» Given entries:
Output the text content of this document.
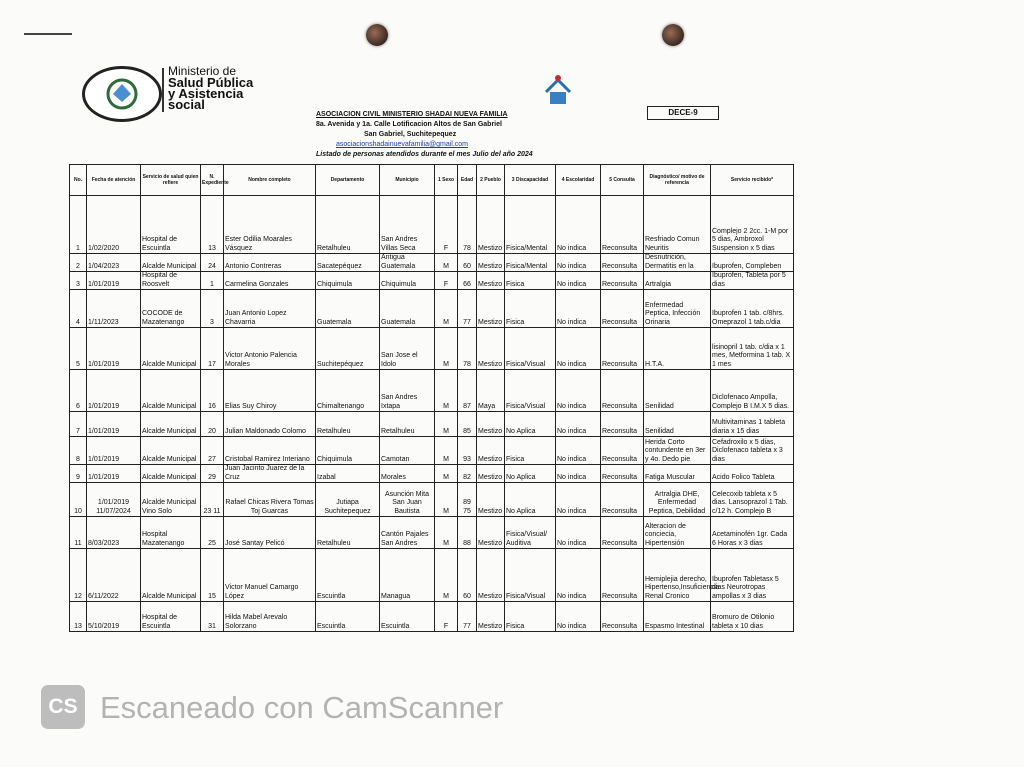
Ministerio de
Salud Pública
y Asistencia
social
DECE-9
ASOCIACION CIVIL MINISTERIO SHADAI NUEVA FAMILIA
8a. Avenida y 1a. Calle Lotificacion Altos de San Gabriel
San Gabriel, Suchitepequez
asociacionshadainuevafamilia@gmail.com
Listado de personas atendidos durante el mes Julio del año 2024
No.	Fecha de atención	Servicio de salud quien refiere	N. Expediente	Nombre completo	Departamento	Municipio	1 Sexo	Edad	2 Pueblo	3 Discapacidad	4 Escolaridad	5 Consulta	Diagnóstico/ motivo de referencia	Servicio recibido*
1	1/02/2020	Hospital de Escuintla	13	Ester Odilia Moarales Vásquez	Retalhuleu	San Andres Villas Seca	F	78	Mestizo	Fisica/Mental	No indica	Reconsulta	Resfriado Comun Neuritis	Complejo 2 2cc. 1-M por 5 dias, Ambroxol Suspension x 5 dias
2	1/04/2023	Alcalde Municipal	24	Antonio Contreras	Sacatepéquez	Antigua Guatemala	M	60	Mestizo	Fisica/Mental	No indica	Reconsulta	Desnutrición, Dermatitis en la	Ibuprofen, Compleben
3	1/01/2019	Hospital de Roosvelt	1	Carmelina Gonzales	Chiquimula	Chiquimula	F	66	Mestizo	Fisica	No indica	Reconsulta	Artralgia	Ibuprofen, Tableta por 5 dias
4	1/11/2023	COCODE de Mazatenango	3	Juan Antonio Lopez Chavarria	Guatemala	Guatemala	M	77	Mestizo	Fisica	No indica	Reconsulta	Enfermedad Peptica, Infección Orinaria	Ibuprofen 1 tab. c/8hrs. Omeprazol 1 tab.c/dia
5	1/01/2019	Alcalde Municipal	17	Victor Antonio Palencia Morales	Suchitepéquez	San Jose el Idolo	M	78	Mestizo	Fisica/Visual	No indica	Reconsulta	H.T.A.	lisinopril 1 tab. c/dia x 1 mes, Metformina 1 tab. X 1 mes
6	1/01/2019	Alcalde Municipal	16	Elias Suy Chiroy	Chimaltenango	San Andres Ixtapa	M	87	Maya	Fisica/Visual	No indica	Reconsulta	Senilidad	Diclofenaco Ampolla, Complejo B I.M.X 5 dias.
7	1/01/2019	Alcalde Municipal	20	Julian Maldonado Colomo	Retalhuleu	Retalhuleu	M	85	Mestizo	No Aplica	No indica	Reconsulta	Senilidad	Multivitaminas 1 tableta diaria x 15 dias
8	1/01/2019	Alcalde Municipal	27	Cristobal Ramirez Interiano	Chiquimula	Camotan	M	93	Mestizo	Fisica	No indica	Reconsulta	Herida Corto contundente en 3er y 4o. Dedo pie	Cefadroxilo x 5 dias, Diclofenaco tableta x 3 dias
9	1/01/2019	Alcalde Municipal	29	Juan Jacinto Juarez de la Cruz	Izabal	Morales	M	82	Mestizo	No Aplica	No indica	Reconsulta	Fatiga Muscular	Acido Folico Tableta
10	1/01/2019 11/07/2024	Alcalde Municipal Vino Solo	23 11	Rafael Chicas Rivera Tomas Toj Guarcas	Jutiapa Suchitepequez	Asunción Mita San Juan Bautista	M	89 75	Mestizo	No Aplica	No indica	Reconsulta	Artralgia DHE, Enfermedad Peptica, Debilidad	Celecoxib tableta x 5 dias. Lansoprazol 1 Tab. c/12 h. Complejo B
11	8/03/2023	Hospital Mazatenango	25	José Santay Pelicó	Retalhuleu	Cantón Pajales San Andres	M	88	Mestizo	Fisica/Visual/ Auditiva	No indica	Reconsulta	Alteracion de conciecia, Hipertensión	Acetaminofén 1gr. Cada 6 Horas x 3 dias
12	6/11/2022	Alcalde Municipal	15	Victor Manuel Camargo López	Escuintla	Managua	M	60	Mestizo	Fisica/Visual	No indica	Reconsulta	Hemiplejia derecho, Hipertenso,Insuficiencia Renal Cronico	Ibuprofen Tabletasx 5 dias Neurotropas ampollas x 3 dias
13	5/10/2019	Hospital de Escuintla	31	Hilda Mabel Arevalo Solorzano	Escuintla	Escuintla	F	77	Mestizo	Fisica	No indica	Reconsulta	Espasmo Intestinal	Bromuro de Otilonio tableta x 10 dias
CS Escaneado con CamScanner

» Exercise directions: Find each line with the string "Andres" and copy it out.

» Task response:
1	1/02/2020	Hospital de Escuintla	13	Ester Odilia Moarales Vásquez	Retalhuleu	San Andres Villas Seca	F	78	Mestizo	Fisica/Mental	No indica	Reconsulta	Resfriado Comun Neuritis	Complejo 2 2cc. 1-M por 5 dias, Ambroxol Suspension x 5 dias
6	1/01/2019	Alcalde Municipal	16	Elias Suy Chiroy	Chimaltenango	San Andres Ixtapa	M	87	Maya	Fisica/Visual	No indica	Reconsulta	Senilidad	Diclofenaco Ampolla, Complejo B I.M.X 5 dias.
11	8/03/2023	Hospital Mazatenango	25	José Santay Pelicó	Retalhuleu	Cantón Pajales San Andres	M	88	Mestizo	Fisica/Visual/ Auditiva	No indica	Reconsulta	Alteracion de conciecia, Hipertensión	Acetaminofén 1gr. Cada 6 Horas x 3 dias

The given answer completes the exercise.